SET PROBLEM 1: Using the passage on the Supreme Court and the New Deal, explain how the Court managed to uphold the National Labor Relations Act in NLRB v. Jones.
═══ DOCUMENT PASSAGE ═══
Furthermore, between that 1935 ruling
and the 1937 Roosevelt plan announcement, several other cases only solidified
the execution of the concept.[20] During this period, the Supreme Court struck
down many federal statutes and programs including the Agriculture Adjustment
Act (AAA) in U.S. v. Butler[21]
and the government regulation of coal production in Carter v. Carter Coal Co.[22]
With
this collection of decisions in hand, President Roosevelt announced his 1937
judiciary reconstitution plan. The
Court was placed in an arduous position.
Even when Congress, by a single vote margin, rejected the President’s
plan, questions mounted with respect to the legitimacy of the Court’s
countermajoritarian actions.
In NLRB
v. Jones,[23] decided
just months later, the Court reversed course and upheld the National Labor
Relations Act. They did so largely by
undermining the prior precedent set forth in Schechter Poultry Co.[24]
and by developing a secondary rationale through which acts of Congress could be
justified under the Commerce Clause.
The Court latched onto the literal text of the Commerce Clause and found
that if something “effected commerce” in either direction it could be sustained
as constitutional.[25] Thus, the proverbial floodgates had been
opened.
The Roosevelt Administration had
achieved what they sought. Over the
next few years, dozens of New Deal statutes would be upheld by the high
Court. The plan was never resubmitted
to Congress and the judicial branch was able to maintain its integrity in the
public eye. Arguably, the fact still
remains that pressure was placed upon the Court, ultimately affecting the given
outcome.
It
should be noted that the aforementioned historical examples of judicial
nullification and undermining are not intended to be an all-inclusive list, but
rather are provided to demonstrate the real limits of court power. Yet, it is not difficult to find past
examples of judicial temperament and deference to majority trends. In fact, one need only view decisions during
the tenure of the current Chief Justice to find examples of judicial
moderation.
═══ DATASET ENTRIES ═══
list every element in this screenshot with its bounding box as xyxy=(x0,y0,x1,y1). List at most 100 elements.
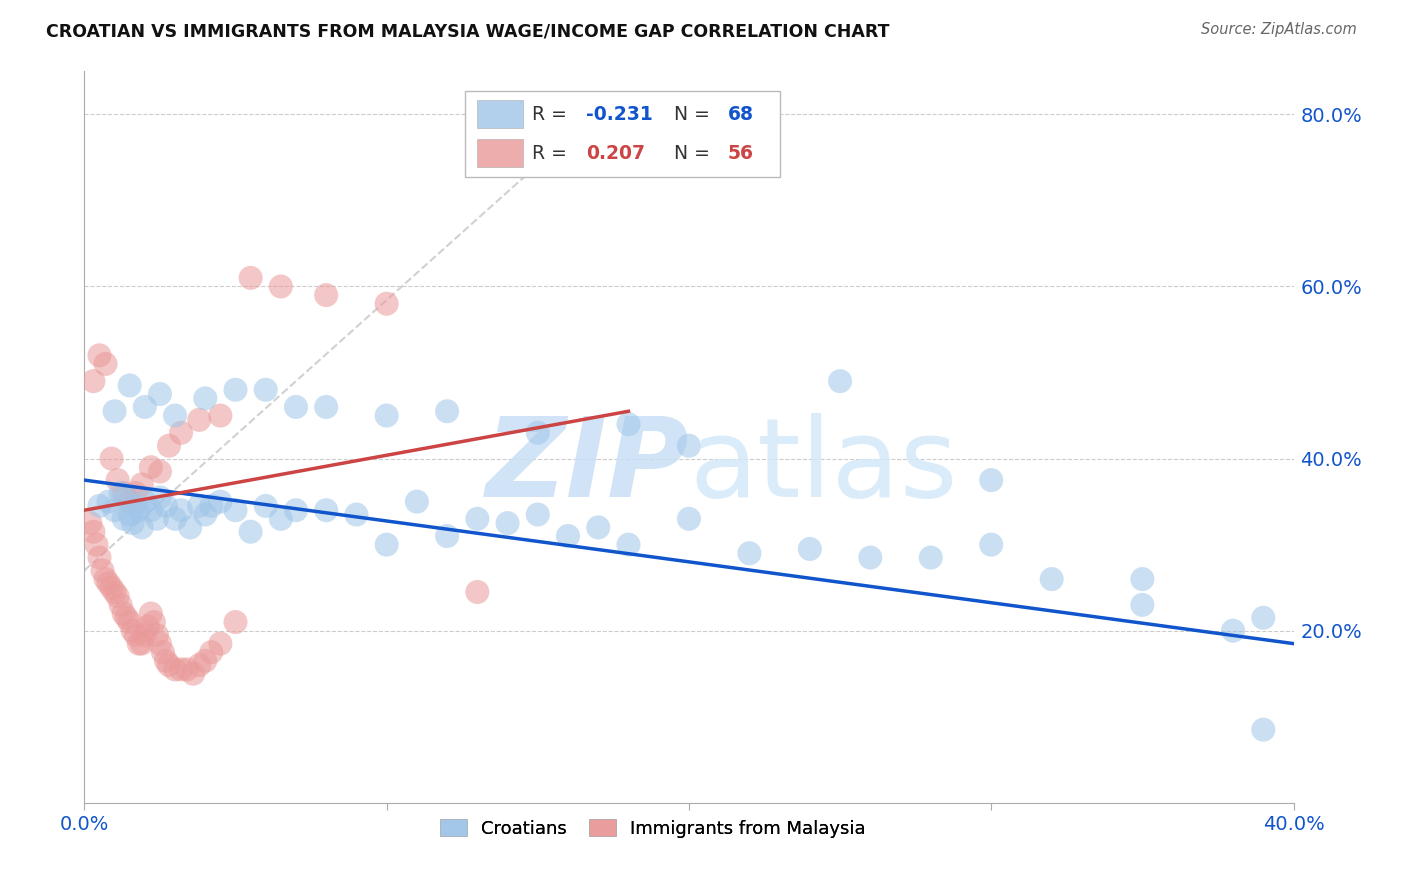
Point xyxy=(285,503,308,517)
Point xyxy=(131,477,153,491)
Point xyxy=(107,589,129,603)
Point xyxy=(270,279,292,293)
Point xyxy=(239,271,262,285)
Text: CROATIAN VS IMMIGRANTS FROM MALAYSIA WAGE/INCOME GAP CORRELATION CHART: CROATIAN VS IMMIGRANTS FROM MALAYSIA WAG… xyxy=(46,22,890,40)
Point xyxy=(194,508,217,522)
Point xyxy=(136,619,159,633)
Point xyxy=(181,666,204,681)
Point xyxy=(1040,572,1063,586)
FancyBboxPatch shape xyxy=(478,100,523,128)
Point xyxy=(89,348,111,362)
Point xyxy=(194,392,217,406)
Text: N =: N = xyxy=(675,105,716,124)
Point xyxy=(91,564,114,578)
Point xyxy=(97,576,120,591)
Point xyxy=(146,628,169,642)
Point xyxy=(467,512,489,526)
Legend: Croatians, Immigrants from Malaysia: Croatians, Immigrants from Malaysia xyxy=(433,812,873,845)
Point xyxy=(188,499,211,513)
Point xyxy=(527,425,550,440)
Point xyxy=(980,538,1002,552)
Point xyxy=(107,473,129,487)
Point xyxy=(1130,598,1153,612)
Point xyxy=(170,662,193,676)
Point xyxy=(225,383,247,397)
Point xyxy=(104,585,127,599)
Point xyxy=(139,607,162,621)
Point xyxy=(315,503,337,517)
Point xyxy=(115,491,138,505)
Text: 68: 68 xyxy=(728,105,754,124)
Point xyxy=(617,538,640,552)
Point xyxy=(239,524,262,539)
Point xyxy=(254,499,277,513)
Text: N =: N = xyxy=(675,144,716,162)
Point xyxy=(149,637,172,651)
Point xyxy=(678,439,700,453)
Point xyxy=(100,451,122,466)
Point xyxy=(125,486,148,500)
Point xyxy=(100,581,122,595)
Text: R =: R = xyxy=(531,105,572,124)
Point xyxy=(270,512,292,526)
Point xyxy=(155,654,177,668)
Point xyxy=(1253,611,1275,625)
Point xyxy=(128,637,150,651)
Text: 56: 56 xyxy=(728,144,754,162)
Point xyxy=(149,491,172,505)
Point xyxy=(188,658,211,673)
Text: R =: R = xyxy=(531,144,572,162)
Point xyxy=(170,425,193,440)
Point xyxy=(134,628,156,642)
Point xyxy=(194,654,217,668)
Point xyxy=(139,503,162,517)
Point xyxy=(157,439,180,453)
Point xyxy=(209,409,232,423)
Point xyxy=(588,520,610,534)
Point xyxy=(157,658,180,673)
Point xyxy=(209,637,232,651)
Point xyxy=(94,357,117,371)
Point xyxy=(830,374,852,388)
Point xyxy=(121,624,143,638)
Point xyxy=(86,538,108,552)
Point xyxy=(118,508,141,522)
Point xyxy=(125,499,148,513)
Point xyxy=(89,499,111,513)
Point xyxy=(225,615,247,629)
Point xyxy=(375,538,398,552)
Point xyxy=(82,524,104,539)
Point xyxy=(165,512,187,526)
Point xyxy=(97,494,120,508)
Text: ZIP: ZIP xyxy=(485,413,689,520)
Point xyxy=(920,550,942,565)
Point xyxy=(110,486,132,500)
Point xyxy=(406,494,429,508)
Point xyxy=(496,516,519,530)
Point xyxy=(115,611,138,625)
Point xyxy=(104,404,127,418)
FancyBboxPatch shape xyxy=(465,91,780,178)
Point xyxy=(152,645,174,659)
Point xyxy=(142,615,165,629)
Point xyxy=(254,383,277,397)
Text: -0.231: -0.231 xyxy=(586,105,652,124)
Point xyxy=(188,413,211,427)
Point xyxy=(89,550,111,565)
Point xyxy=(200,499,222,513)
Point xyxy=(134,494,156,508)
Point xyxy=(375,296,398,310)
Point xyxy=(94,572,117,586)
Point xyxy=(1253,723,1275,737)
Point xyxy=(118,378,141,392)
Point xyxy=(110,598,132,612)
Point xyxy=(79,516,101,530)
Point xyxy=(179,520,201,534)
Point xyxy=(104,503,127,517)
Point xyxy=(375,409,398,423)
Point xyxy=(165,409,187,423)
Point xyxy=(82,374,104,388)
Point xyxy=(527,508,550,522)
Point xyxy=(155,499,177,513)
Point xyxy=(859,550,882,565)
═══
SET PROBLEM 2: In the entries, rewrite the stretch from the line containing "Point xyxy=(285,503,308,517)" through the line containing "Point xyxy=(239,271,262,285)", changing "Point" to "Marker" and leaving everything else as is.

CORRECT OUTPUT 1: The Court upheld the act largely by undermining the precedent set in Schechter Poultry Co. It also developed a secondary rationale for justifying acts of Congress under the Commerce Clause. Reading the clause's literal text, it found that anything that "effected commerce" in either direction could be sustained as constitutional.

CORRECT OUTPUT 2:
Marker xyxy=(285,503,308,517)
Marker xyxy=(131,477,153,491)
Marker xyxy=(107,589,129,603)
Marker xyxy=(270,279,292,293)
Marker xyxy=(239,271,262,285)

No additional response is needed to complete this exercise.